Apply what you read -
1. In the book description about operators on free Hilbert spaces, what induces free Hilbert spaces?
2. Continue the book description about operators on free Hilbert spaces and the semicircular law, starting after its last sentence.

Excerpt to read -
_ _ _ _ _ _ _
In Spectral Properties of Certain Operators on a Free Hilbert Space and the Semicircular Law, the authors consider so-called free Hilbert spaces, which are the Hilbert spaces induced by the usual l2 Hilbert spaces, and operators acting on them. The construction of these operators itself is interesting and provides new types of Hilbert-space operators. Also, by considering spectral-theoretic properties of these operators, the authors illustrate how “free-Hilbert-space” Operator Theory is different from the classical Operator Theory. More interestingly, the authors demonstrate how such operators affect the semicircular law induced by the ONB-vectors of a fixed free Hilbert space. Different from the usual approaches, this book shows how “inside” actions of operator algebra deform the free-probabilistic information—in particular, the Semicircular Law.
_ _ _ _ _ _ _
Data to examine -
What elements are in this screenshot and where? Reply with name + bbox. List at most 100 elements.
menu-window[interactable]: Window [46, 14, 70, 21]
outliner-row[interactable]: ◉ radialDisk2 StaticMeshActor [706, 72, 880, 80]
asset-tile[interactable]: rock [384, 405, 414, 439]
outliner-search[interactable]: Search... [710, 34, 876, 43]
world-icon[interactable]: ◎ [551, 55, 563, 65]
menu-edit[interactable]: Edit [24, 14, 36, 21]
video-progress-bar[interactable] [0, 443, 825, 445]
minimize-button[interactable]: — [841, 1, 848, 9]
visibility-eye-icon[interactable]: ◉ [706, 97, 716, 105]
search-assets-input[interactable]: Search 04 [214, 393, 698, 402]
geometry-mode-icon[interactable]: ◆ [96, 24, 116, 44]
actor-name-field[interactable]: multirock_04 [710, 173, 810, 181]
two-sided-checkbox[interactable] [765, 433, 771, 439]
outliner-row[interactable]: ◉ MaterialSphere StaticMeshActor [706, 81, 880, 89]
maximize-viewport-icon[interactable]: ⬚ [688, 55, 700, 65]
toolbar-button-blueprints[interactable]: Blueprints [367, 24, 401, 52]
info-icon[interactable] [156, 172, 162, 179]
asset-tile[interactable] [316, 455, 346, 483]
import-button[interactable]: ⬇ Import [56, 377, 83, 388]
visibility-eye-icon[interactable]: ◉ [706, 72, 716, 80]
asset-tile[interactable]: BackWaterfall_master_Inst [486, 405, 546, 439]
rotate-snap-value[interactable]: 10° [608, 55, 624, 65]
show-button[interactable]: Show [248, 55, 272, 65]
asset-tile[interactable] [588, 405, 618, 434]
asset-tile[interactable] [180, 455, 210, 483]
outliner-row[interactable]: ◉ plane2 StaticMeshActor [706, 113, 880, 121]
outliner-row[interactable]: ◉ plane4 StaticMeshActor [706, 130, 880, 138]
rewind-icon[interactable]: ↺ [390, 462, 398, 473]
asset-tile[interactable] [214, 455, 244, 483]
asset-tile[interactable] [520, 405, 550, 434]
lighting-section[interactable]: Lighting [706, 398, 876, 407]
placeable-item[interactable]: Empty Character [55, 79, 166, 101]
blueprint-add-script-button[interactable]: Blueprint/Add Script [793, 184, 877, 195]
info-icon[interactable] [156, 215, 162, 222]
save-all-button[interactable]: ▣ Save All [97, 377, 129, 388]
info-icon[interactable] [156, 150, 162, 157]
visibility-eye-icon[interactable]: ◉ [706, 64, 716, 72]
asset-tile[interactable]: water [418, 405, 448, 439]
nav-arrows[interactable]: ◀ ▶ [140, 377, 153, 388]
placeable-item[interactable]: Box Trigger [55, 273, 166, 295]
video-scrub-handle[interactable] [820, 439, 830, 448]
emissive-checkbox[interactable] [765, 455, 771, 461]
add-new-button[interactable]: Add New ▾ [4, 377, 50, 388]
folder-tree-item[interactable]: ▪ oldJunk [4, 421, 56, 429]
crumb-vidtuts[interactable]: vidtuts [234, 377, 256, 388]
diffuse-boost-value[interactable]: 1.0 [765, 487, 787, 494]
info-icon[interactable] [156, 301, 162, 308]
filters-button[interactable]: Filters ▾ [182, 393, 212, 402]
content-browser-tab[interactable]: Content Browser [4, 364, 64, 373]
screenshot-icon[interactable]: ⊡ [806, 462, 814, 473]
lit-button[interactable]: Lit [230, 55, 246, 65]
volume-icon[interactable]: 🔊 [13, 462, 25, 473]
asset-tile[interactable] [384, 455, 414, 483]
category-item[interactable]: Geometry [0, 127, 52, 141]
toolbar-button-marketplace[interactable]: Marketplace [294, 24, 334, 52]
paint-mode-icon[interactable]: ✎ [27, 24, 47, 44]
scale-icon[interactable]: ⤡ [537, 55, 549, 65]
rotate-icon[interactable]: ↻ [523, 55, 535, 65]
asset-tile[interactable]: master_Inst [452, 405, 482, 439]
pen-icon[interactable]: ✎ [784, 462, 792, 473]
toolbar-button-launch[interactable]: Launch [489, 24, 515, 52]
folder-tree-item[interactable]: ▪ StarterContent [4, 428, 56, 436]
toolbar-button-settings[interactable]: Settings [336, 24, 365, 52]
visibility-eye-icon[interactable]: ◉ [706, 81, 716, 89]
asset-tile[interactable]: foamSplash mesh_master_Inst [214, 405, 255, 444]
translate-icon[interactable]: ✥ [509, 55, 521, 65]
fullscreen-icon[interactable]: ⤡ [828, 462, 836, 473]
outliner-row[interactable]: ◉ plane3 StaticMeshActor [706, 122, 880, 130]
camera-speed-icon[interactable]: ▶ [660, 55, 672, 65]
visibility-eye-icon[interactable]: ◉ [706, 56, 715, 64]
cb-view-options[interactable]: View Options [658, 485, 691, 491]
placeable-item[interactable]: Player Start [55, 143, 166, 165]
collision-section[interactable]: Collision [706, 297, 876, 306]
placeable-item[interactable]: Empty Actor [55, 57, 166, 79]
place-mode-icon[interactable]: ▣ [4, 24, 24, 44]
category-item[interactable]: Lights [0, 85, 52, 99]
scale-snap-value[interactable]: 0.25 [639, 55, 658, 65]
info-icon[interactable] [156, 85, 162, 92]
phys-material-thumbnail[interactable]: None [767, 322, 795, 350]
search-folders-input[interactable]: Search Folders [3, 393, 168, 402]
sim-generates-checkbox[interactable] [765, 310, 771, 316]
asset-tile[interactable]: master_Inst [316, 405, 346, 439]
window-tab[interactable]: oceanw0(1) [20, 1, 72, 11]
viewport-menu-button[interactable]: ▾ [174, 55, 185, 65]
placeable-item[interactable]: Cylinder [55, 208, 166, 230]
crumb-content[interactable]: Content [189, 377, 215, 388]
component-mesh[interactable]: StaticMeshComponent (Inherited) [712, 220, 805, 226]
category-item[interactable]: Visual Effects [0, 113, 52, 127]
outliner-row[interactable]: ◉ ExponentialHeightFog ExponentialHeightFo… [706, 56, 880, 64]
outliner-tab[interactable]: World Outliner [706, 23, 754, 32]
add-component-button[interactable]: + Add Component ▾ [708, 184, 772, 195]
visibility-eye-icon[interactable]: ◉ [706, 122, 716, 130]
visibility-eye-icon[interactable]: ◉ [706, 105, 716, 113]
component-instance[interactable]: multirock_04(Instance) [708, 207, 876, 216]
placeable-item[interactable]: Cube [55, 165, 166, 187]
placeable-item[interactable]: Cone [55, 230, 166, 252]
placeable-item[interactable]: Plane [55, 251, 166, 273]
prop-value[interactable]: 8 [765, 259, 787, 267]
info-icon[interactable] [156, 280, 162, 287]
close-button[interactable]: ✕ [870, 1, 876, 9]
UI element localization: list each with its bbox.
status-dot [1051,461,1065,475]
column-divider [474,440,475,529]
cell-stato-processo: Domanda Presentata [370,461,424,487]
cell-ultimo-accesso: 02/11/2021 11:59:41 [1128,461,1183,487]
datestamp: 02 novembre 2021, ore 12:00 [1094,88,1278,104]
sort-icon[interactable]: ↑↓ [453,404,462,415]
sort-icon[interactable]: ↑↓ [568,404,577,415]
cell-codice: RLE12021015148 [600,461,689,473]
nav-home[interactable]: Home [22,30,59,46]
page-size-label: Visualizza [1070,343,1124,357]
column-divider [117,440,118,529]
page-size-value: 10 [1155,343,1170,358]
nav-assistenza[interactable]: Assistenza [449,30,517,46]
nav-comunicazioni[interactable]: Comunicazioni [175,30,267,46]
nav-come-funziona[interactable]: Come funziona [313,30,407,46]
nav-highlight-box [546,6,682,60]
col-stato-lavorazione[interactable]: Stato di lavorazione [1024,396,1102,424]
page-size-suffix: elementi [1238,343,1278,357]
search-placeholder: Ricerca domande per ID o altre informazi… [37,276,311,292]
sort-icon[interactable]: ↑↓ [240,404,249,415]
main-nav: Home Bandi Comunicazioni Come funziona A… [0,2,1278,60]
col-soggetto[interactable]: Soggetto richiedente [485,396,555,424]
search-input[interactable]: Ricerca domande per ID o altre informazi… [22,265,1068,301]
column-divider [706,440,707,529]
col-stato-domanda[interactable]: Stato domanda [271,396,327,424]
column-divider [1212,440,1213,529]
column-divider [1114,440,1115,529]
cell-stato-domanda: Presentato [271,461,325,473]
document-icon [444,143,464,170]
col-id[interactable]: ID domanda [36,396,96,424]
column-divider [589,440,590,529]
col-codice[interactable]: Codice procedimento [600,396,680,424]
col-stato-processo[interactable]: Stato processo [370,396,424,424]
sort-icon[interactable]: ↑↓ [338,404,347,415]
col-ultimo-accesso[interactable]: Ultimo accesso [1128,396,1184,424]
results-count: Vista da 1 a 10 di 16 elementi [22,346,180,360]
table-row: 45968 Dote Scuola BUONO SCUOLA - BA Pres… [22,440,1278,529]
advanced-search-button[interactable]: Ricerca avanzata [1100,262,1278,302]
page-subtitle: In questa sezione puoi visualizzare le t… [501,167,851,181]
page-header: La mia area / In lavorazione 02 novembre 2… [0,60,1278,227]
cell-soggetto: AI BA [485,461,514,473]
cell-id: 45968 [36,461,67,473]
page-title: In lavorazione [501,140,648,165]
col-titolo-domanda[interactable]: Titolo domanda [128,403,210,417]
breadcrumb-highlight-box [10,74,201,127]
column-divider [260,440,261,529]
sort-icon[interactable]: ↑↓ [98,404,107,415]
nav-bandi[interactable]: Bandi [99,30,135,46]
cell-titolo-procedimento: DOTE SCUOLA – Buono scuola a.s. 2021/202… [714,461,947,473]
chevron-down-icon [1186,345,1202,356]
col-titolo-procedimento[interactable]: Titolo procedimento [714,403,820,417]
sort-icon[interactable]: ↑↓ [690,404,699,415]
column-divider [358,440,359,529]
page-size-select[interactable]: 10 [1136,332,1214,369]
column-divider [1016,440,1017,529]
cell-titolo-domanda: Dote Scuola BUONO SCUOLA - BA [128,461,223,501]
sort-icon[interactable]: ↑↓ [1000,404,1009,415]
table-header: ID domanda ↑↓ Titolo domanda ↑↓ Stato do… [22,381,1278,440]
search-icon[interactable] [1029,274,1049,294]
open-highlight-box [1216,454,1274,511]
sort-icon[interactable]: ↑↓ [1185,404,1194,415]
_ _ _ _ _ _ _
Answers for this exercise -
1. The usual l2 Hilbert spaces induce them.

2.
Key Features

  • Presents the spectral properties of three types of operators on a Hilbert space, in particular how these operators affect the Semicircular Law
  • Demonstrates how the Semicircular Law is deformed by actions "from inside", as opposed to previous theory showing how the Semicircular Law is deformed by actions "from outside"
  • Explores free Hilbert Spaces and their modeling applications
  • Authored by two leading researchers in Operator Theory and Operator Algebra

Readership

Researchers in computational modelling, mathematicians, Computer Scientists, as well as researchers in Biomedical Engineering

Table of Contents

  • Chapter-1: Introduction
    1.1. Motivation
    1.2. Overview

    Chapter-2:  Free Hilbert Space

    Chapter-3: Jump Operators on Free Hilbert Spaces
    3.1. Operators J in B(Hj,  Hi)
    3.2. Jumps in B(Hj,  Hi) for a fixed permutation
    3.3. Jump Operators on a Free Hilbert Space

    Chapter-4: Semicircular Elements Induced by a Free Hilbert Space
    4.1. Free Probability and Semicircular Elements
    4.2. The Free Hilbert Space induced by l2(Z)
    4.3. Semicircular Elements Induced by l2(Z)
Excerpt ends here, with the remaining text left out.